▸ **WORK TO COMPLETE**: Omit the images. Copy each entry word for word.

▸ **TASK DATA**:

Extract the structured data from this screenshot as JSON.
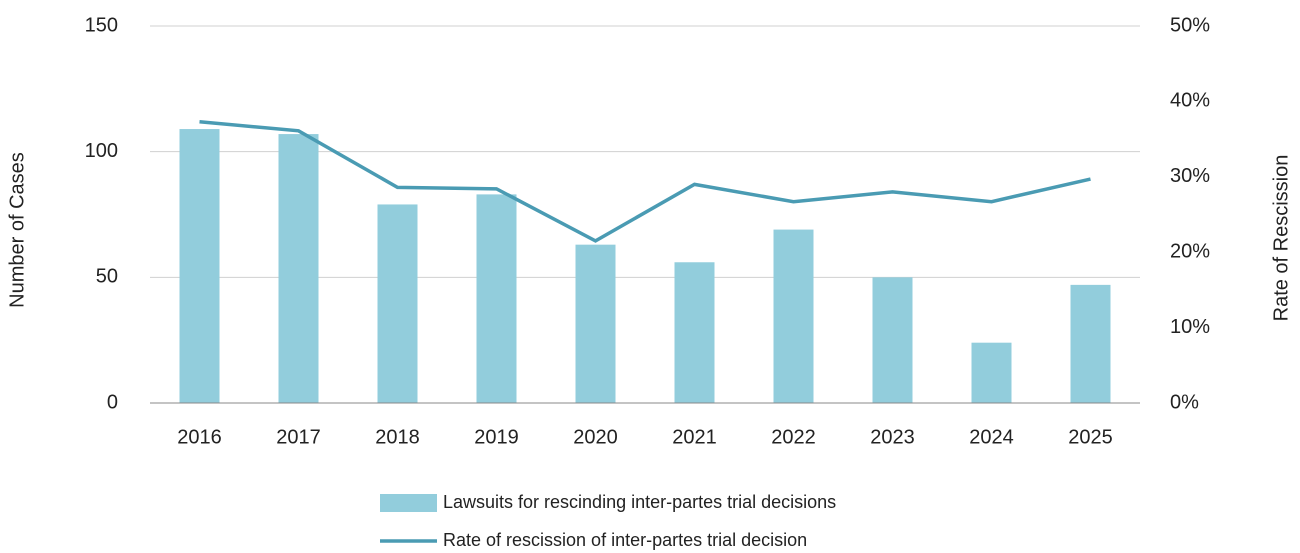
{
  "chart_data": {
    "type": "bar",
    "categories": [
      "2016",
      "2017",
      "2018",
      "2019",
      "2020",
      "2021",
      "2022",
      "2023",
      "2024",
      "2025"
    ],
    "series": [
      {
        "name": "Lawsuits for rescinding inter-partes trial decisions",
        "type": "bar",
        "color": "#92cddc",
        "values": [
          109,
          107,
          79,
          83,
          63,
          56,
          69,
          50,
          24,
          47
        ]
      },
      {
        "name": "Rate of rescission of inter-partes trial decision",
        "type": "line",
        "axis": "y2",
        "color": "#4a9bb3",
        "values": [
          37.3,
          36.1,
          28.6,
          28.4,
          21.5,
          29.0,
          26.7,
          28.0,
          26.7,
          29.7
        ]
      }
    ],
    "ylabel": "Number of Cases",
    "y2label": "Rate of Rescission",
    "ylim": [
      0,
      150
    ],
    "yticks": [
      0,
      50,
      100,
      150
    ],
    "y2lim": [
      0,
      50
    ],
    "y2ticks": [
      {
        "value": 0,
        "label": "0%"
      },
      {
        "value": 10,
        "label": "10%"
      },
      {
        "value": 20,
        "label": "20%"
      },
      {
        "value": 30,
        "label": "30%"
      },
      {
        "value": 40,
        "label": "40%"
      },
      {
        "value": 50,
        "label": "50%"
      }
    ],
    "grid": true,
    "legend": "bottom"
  }
}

▸ **THE ANSWER**:
Extract the structured data from this screenshot as JSON.
{
  "chart_data": {
    "type": "bar",
    "categories": [
      "2016",
      "2017",
      "2018",
      "2019",
      "2020",
      "2021",
      "2022",
      "2023",
      "2024",
      "2025"
    ],
    "series": [
      {
        "name": "Lawsuits for rescinding inter-partes trial decisions",
        "type": "bar",
        "color": "#92cddc",
        "values": [
          109,
          107,
          79,
          83,
          63,
          56,
          69,
          50,
          24,
          47
        ]
      },
      {
        "name": "Rate of rescission of inter-partes trial decision",
        "type": "line",
        "axis": "y2",
        "color": "#4a9bb3",
        "values": [
          37.3,
          36.1,
          28.6,
          28.4,
          21.5,
          29.0,
          26.7,
          28.0,
          26.7,
          29.7
        ]
      }
    ],
    "ylabel": "Number of Cases",
    "y2label": "Rate of Rescission",
    "ylim": [
      0,
      150
    ],
    "yticks": [
      0,
      50,
      100,
      150
    ],
    "y2lim": [
      0,
      50
    ],
    "y2ticks": [
      {
        "value": 0,
        "label": "0%"
      },
      {
        "value": 10,
        "label": "10%"
      },
      {
        "value": 20,
        "label": "20%"
      },
      {
        "value": 30,
        "label": "30%"
      },
      {
        "value": 40,
        "label": "40%"
      },
      {
        "value": 50,
        "label": "50%"
      }
    ],
    "grid": true,
    "legend": "bottom"
  }
}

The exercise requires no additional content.